--- Start Data for this task ---
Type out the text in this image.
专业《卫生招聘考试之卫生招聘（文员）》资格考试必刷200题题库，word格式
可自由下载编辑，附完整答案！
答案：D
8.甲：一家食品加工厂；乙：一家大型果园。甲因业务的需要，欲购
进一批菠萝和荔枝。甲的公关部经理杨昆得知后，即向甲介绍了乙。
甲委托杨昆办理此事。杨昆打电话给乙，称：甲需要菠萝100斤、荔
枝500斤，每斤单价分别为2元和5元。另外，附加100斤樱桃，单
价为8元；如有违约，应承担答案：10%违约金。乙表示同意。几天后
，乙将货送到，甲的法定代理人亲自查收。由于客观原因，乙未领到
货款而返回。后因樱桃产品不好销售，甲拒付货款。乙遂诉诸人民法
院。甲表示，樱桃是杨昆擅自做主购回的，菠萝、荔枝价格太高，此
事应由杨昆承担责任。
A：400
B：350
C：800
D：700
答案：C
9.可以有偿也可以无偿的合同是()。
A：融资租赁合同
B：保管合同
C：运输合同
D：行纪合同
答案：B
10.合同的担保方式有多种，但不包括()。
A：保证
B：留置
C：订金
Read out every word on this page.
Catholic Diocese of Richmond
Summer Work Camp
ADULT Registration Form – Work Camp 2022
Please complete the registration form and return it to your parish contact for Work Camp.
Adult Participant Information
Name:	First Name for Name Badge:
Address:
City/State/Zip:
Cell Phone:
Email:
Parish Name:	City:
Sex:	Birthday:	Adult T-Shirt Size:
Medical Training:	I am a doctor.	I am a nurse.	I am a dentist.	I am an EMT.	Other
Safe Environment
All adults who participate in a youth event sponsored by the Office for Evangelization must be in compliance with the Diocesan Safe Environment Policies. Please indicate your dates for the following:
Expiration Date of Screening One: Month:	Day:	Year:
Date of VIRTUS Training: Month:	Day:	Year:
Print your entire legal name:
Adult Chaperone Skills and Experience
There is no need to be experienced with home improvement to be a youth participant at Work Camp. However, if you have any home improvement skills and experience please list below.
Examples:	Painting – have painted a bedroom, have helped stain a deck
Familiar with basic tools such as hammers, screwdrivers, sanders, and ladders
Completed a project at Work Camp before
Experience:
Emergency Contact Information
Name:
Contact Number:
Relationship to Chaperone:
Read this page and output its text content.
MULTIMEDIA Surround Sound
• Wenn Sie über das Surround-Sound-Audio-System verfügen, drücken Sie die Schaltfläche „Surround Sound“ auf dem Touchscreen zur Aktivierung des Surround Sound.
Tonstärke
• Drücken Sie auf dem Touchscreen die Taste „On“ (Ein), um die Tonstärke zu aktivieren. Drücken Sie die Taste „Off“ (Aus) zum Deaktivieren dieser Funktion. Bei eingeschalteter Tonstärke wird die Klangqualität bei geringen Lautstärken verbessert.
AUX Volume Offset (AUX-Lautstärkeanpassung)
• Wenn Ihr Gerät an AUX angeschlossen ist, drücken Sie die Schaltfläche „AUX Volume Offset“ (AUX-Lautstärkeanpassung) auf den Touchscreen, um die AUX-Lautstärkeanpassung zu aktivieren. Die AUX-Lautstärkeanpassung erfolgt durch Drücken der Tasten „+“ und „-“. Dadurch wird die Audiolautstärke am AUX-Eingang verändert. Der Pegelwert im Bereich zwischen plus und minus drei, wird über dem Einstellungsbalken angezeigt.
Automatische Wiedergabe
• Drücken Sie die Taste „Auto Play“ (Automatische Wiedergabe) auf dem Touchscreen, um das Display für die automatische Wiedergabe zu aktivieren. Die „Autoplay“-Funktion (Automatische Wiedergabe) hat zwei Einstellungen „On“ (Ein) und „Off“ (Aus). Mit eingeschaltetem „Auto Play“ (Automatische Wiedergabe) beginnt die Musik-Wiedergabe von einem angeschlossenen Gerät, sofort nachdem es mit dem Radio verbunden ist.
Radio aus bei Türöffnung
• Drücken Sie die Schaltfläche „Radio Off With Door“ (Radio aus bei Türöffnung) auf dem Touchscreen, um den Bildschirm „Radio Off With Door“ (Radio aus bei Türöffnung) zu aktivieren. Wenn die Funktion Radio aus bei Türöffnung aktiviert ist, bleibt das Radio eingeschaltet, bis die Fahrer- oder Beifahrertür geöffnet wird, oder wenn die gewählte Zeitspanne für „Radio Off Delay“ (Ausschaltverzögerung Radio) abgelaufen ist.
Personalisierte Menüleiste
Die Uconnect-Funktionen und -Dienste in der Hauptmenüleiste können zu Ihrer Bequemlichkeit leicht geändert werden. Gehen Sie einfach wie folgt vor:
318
--- End Data for this task ---
Goal — From the entries, report each line that includes the word "Wenn".

The response —
• Wenn Sie über das Surround-Sound-Audio-System verfügen, drücken Sie die Schaltfläche „Surround Sound“ auf dem Touchscreen zur Aktivierung des Surround Sound.
• Wenn Ihr Gerät an AUX angeschlossen ist, drücken Sie die Schaltfläche „AUX Volume Offset“ (AUX-Lautstärkeanpassung) auf den Touchscreen, um die AUX-Lautstärkeanpassung zu aktivieren. Die AUX-Lautstärkeanpassung erfolgt durch Drücken der Tasten „+“ und „-“. Dadurch wird die Audiolautstärke am AUX-Eingang verändert. Der Pegelwert im Bereich zwischen plus und minus drei, wird über dem Einstellungsbalken angezeigt.
• Drücken Sie die Schaltfläche „Radio Off With Door“ (Radio aus bei Türöffnung) auf dem Touchscreen, um den Bildschirm „Radio Off With Door“ (Radio aus bei Türöffnung) zu aktivieren. Wenn die Funktion Radio aus bei Türöffnung aktiviert ist, bleibt das Radio eingeschaltet, bis die Fahrer- oder Beifahrertür geöffnet wird, oder wenn die gewählte Zeitspanne für „Radio Off Delay“ (Ausschaltverzögerung Radio) abgelaufen ist.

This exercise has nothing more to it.